To help weave our work into the national consciousness, we posed hard questions of self-definition, movement-wide strategic thinking, and personal responsibility within the conference framework. Our speakers supported these questions, challenging participants to be inspired towards change and confident in furthering it. Thoughtfully crafted Learning Journeys enabled many to step beyond their desk-bound days to re-examine and experience the shared core of our work. The technologies of Open Space, Good Food Village Square, and Good Food Cafes shifted us from prescribed idea sharing to permit a more personal stake in not mere talk, but work in the moment, of the moment, with long-term vision. We all took our turn asking attendees to participate more than they had before at such an event; thank you for your creative assistance in making this happen to such great effect.
The gathering intended to provide and ignite a crucible for systemic shift towards deeper, more meaningful connections that will sustain the good of our communities; towards co-creating the bigger picture of the Good Food Movement; and finally, towards experiential co-learning through conversations, visual harvesting, performance poetry, dedicated blogging, and sharing nourishing meals at the table. With defined intentions and shared commitments, our efforts to make it so were strengthened, and many goals met. We sincerely thank you for these efforts, your sharing of time and wisdom. And so shall our steps continue, following this collective lead. Together we will continue”
────────
__Set of tasks__:
(a) Answer these from the Good Food gathering passage, one line each, marked (i), (ii), (iii):
(i) Which three technologies shifted participants away from prescribed idea sharing?
(ii) What enabled many to step beyond their desk-bound days?
(iii) Through what five means was experiential co-learning to happen?
(b) From the Good Food gathering passage, return the text from "To help weave" to "such great effect.", copied without any change.
(c) Write the next part of the Good Food gathering passage, picking up after its final sentence.

__Listing__:
────────
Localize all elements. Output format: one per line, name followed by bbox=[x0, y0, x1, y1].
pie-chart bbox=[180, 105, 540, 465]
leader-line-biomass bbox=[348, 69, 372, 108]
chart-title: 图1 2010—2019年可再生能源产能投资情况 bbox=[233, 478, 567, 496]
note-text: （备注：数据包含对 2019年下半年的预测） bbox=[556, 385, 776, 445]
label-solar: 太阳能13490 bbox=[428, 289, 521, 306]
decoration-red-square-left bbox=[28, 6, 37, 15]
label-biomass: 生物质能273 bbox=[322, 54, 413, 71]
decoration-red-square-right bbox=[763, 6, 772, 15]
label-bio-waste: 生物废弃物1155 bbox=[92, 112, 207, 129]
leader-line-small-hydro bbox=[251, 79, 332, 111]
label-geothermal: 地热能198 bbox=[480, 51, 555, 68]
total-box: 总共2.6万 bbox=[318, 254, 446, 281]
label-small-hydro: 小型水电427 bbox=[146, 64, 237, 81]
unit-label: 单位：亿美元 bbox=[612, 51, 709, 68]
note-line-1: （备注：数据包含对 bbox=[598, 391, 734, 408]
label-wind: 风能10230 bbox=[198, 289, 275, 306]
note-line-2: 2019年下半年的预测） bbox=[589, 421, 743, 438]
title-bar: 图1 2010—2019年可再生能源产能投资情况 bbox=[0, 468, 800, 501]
────────
__Per-task outputs__:
(a)
(i) Open Space, Good Food Village Square, and Good Food Cafes
(ii) Thoughtfully crafted Learning Journeys
(iii) Conversations, visual harvesting, performance poetry, dedicated blogging, and sharing nourishing meals at the table

(b)
To help weave our work into the national consciousness, we posed hard questions of self-definition, movement-wide strategic thinking, and personal responsibility within the conference framework. Our speakers supported these questions, challenging participants to be inspired towards change and confident in furthering it. Thoughtfully crafted Learning Journeys enabled many to step beyond their desk-bound days to re-examine and experience the shared core of our work. The technologies of Open Space, Good Food Village Square, and Good Food Cafes shifted us from prescribed idea sharing to permit a more personal stake in not mere talk, but work in the moment, of the moment, with long-term vision. We all took our turn asking attendees to participate more than they had before at such an event; thank you for your creative assistance in making this happen to such great effect.

(c)
This gathering’s success is quite obviously an achievement earned through the hard work of many, of you: Planning Team members and our talented core of Art of Hosting facilitators, speakers who came from different locales and different backgrounds, authors who overturn the rocks that drive our knowledge, the maverick leaders who embraced ad hoc strategic planning in leading Good Food Village Square Sessions, the many persevering Learning Journey hosts who gave extra effort in order to connect with dozens of visitors, the hard-working Wild Horse Pass Sheraton crew, and last, but not at all least, the welcoming community of Native American generations who graciously hosted us at a most appropriate and inspired location, allowing authentic, challenging work to take place.
We, the Good Food Movement, are a living, breathing model of diversity, heart, and cooperative engagement for common good. Thank you for your efforts in helping us all realize this, and challenging us to maintain our necessary work!
This work was truly the next level of conference design for us, a completely participatory and challenging gathering and I’m so take with Erin’s description of what happened there.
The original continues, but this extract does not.